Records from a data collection
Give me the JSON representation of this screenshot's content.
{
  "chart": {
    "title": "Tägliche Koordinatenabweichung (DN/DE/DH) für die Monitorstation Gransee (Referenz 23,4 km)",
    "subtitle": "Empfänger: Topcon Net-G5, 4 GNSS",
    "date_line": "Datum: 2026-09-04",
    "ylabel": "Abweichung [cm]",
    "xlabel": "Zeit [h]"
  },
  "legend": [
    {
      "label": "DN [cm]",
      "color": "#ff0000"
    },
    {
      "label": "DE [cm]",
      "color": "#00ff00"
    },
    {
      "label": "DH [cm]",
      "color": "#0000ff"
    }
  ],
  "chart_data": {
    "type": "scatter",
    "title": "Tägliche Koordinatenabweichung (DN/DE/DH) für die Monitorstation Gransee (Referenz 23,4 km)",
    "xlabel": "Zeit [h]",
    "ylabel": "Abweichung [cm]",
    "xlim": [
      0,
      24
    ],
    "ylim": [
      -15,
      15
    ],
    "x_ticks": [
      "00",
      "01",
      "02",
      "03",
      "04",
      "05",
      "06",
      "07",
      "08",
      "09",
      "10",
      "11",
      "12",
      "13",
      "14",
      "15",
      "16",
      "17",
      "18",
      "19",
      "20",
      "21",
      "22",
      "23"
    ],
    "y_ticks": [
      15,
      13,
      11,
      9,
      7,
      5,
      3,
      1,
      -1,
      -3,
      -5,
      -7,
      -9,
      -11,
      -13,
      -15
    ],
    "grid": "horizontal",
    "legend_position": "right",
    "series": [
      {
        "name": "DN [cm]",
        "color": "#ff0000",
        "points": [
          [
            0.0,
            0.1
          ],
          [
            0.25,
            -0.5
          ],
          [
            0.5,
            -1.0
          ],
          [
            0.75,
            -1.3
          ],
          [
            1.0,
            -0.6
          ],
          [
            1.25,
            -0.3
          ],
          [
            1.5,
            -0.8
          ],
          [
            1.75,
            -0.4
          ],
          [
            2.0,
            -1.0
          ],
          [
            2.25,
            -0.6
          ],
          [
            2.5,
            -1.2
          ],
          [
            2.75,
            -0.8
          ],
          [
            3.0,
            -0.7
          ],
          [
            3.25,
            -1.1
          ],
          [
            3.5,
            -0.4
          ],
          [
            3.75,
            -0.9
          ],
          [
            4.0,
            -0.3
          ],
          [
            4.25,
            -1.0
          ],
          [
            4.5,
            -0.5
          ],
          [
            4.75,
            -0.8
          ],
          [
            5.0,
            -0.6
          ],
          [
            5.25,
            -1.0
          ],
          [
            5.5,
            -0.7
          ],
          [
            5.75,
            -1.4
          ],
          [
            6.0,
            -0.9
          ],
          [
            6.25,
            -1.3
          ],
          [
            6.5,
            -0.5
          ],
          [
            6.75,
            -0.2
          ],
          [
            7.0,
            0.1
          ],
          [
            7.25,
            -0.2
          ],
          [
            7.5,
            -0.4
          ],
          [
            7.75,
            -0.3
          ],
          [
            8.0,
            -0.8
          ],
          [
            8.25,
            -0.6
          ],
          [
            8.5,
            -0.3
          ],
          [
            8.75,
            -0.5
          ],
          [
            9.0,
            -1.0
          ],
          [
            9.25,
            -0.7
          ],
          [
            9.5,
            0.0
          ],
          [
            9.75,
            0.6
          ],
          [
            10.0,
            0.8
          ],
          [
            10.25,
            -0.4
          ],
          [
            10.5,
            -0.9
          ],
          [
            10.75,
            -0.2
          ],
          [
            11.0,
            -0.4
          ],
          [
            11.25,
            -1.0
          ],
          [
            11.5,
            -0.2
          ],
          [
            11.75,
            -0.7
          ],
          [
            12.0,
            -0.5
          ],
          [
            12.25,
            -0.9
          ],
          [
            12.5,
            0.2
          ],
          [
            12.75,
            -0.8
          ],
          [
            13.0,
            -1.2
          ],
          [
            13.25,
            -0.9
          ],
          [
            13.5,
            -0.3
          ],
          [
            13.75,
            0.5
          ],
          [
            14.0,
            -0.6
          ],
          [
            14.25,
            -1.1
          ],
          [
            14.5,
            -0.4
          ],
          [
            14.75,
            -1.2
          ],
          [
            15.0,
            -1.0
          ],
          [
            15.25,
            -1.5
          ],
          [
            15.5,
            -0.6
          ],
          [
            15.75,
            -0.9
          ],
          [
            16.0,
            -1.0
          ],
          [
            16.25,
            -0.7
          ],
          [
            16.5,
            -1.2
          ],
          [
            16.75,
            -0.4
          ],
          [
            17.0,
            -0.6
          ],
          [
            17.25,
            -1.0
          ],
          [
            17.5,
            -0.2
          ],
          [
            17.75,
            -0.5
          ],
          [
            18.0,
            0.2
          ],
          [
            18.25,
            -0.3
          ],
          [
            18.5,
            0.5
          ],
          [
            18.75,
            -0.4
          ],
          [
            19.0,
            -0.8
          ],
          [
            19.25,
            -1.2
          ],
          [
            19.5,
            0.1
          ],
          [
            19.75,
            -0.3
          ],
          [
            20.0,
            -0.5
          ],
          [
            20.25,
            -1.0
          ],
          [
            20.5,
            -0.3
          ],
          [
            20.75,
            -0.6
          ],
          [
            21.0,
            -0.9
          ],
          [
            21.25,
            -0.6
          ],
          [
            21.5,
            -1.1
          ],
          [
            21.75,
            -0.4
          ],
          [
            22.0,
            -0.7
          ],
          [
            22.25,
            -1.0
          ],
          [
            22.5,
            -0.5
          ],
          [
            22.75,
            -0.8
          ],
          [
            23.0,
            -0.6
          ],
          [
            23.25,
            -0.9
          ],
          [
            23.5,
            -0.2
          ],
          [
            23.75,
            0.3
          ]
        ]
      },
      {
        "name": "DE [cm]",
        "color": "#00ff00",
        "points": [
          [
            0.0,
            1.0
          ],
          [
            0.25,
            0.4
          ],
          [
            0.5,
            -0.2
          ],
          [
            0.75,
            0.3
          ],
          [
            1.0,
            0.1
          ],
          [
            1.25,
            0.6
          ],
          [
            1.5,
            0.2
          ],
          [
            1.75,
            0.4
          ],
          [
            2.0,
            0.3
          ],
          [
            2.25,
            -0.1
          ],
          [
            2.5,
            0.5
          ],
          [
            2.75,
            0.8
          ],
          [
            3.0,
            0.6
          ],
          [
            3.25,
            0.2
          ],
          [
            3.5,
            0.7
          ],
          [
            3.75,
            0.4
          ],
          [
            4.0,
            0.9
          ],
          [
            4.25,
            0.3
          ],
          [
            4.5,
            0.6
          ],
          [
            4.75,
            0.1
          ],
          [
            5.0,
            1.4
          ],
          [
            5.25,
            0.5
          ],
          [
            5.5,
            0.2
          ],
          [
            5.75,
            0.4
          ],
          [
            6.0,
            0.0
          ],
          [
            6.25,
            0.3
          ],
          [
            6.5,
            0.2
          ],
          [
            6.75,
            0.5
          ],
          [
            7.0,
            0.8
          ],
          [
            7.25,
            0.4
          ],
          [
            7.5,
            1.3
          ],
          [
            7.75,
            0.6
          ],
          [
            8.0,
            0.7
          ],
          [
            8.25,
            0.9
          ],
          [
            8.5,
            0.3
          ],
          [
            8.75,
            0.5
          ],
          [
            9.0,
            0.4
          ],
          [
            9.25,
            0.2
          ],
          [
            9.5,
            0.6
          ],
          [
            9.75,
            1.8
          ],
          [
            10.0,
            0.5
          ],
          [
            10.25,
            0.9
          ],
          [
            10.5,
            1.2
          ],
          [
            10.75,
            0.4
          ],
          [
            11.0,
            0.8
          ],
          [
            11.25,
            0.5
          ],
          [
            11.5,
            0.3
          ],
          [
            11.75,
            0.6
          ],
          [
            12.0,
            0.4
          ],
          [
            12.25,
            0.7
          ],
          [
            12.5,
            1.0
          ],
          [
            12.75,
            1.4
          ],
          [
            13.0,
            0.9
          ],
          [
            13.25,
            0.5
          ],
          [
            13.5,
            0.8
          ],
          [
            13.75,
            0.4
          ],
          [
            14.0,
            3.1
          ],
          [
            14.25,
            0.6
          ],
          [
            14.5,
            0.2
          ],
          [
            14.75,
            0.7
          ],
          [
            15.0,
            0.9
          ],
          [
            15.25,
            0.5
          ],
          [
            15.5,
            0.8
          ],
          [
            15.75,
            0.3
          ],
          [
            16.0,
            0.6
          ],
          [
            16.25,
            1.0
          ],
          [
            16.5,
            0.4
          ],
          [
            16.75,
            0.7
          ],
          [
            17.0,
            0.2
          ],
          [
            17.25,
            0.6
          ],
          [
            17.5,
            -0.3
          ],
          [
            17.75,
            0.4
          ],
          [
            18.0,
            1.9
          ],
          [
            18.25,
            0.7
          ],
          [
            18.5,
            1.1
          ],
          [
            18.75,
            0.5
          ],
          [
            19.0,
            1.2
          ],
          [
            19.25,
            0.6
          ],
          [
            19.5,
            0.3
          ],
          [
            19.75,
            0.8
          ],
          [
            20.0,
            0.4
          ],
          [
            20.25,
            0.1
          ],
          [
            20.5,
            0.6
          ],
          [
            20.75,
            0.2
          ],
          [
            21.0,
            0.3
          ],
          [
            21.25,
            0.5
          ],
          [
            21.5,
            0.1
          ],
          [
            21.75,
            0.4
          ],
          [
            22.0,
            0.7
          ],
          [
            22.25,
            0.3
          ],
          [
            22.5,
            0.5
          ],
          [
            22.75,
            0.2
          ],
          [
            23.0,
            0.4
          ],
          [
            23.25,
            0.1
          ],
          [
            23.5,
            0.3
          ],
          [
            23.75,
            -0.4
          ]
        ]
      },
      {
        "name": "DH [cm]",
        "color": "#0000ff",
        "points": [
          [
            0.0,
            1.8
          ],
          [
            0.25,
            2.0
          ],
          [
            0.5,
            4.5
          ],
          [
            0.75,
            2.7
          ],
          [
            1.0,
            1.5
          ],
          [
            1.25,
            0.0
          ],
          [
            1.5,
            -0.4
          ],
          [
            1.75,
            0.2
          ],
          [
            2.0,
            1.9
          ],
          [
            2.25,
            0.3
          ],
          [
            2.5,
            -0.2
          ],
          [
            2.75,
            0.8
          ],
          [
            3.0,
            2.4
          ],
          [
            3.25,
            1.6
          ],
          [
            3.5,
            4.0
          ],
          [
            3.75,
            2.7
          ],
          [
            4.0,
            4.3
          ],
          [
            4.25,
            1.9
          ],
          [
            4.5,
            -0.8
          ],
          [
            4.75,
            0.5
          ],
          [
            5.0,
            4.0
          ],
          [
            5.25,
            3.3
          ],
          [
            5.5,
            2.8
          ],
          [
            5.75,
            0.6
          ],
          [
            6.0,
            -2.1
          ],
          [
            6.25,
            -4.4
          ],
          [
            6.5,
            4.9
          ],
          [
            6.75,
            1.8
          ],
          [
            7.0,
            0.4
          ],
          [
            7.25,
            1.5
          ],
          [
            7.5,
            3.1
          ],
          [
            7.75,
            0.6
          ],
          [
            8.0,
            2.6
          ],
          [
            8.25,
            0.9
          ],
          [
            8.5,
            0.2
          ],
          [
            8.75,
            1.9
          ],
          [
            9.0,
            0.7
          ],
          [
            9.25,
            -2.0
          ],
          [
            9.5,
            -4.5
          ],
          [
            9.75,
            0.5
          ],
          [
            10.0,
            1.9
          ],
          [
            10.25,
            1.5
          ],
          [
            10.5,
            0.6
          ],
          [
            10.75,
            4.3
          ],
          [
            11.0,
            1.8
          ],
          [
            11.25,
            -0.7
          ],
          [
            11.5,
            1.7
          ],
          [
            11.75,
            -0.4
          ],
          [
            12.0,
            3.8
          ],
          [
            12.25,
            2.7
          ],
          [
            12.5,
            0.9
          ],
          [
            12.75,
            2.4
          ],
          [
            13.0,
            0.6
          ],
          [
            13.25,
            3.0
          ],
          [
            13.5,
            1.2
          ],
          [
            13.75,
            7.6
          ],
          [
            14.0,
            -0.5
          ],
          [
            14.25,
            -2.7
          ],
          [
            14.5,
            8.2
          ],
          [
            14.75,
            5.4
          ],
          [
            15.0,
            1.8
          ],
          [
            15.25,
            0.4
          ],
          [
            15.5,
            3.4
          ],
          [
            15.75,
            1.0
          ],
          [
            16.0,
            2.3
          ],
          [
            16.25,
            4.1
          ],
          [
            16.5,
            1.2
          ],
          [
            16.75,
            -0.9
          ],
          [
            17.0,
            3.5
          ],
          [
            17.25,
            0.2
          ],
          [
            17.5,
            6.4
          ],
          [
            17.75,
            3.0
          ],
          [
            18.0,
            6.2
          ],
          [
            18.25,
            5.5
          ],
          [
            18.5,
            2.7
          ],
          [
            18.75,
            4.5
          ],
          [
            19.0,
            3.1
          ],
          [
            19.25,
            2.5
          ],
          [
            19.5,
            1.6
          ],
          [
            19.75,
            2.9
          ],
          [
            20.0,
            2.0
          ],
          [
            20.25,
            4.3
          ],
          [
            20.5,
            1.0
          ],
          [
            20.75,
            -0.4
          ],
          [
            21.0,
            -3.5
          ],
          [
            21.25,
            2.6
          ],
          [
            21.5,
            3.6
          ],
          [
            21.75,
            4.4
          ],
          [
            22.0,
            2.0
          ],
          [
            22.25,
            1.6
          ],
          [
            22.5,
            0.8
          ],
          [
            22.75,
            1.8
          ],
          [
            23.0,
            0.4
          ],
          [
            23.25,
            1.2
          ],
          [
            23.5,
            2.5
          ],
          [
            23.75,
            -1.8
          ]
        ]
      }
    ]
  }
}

# Task
From the data above, count the lines where "color" occurs and give that figure and nothing else.

# Output for this exercise
6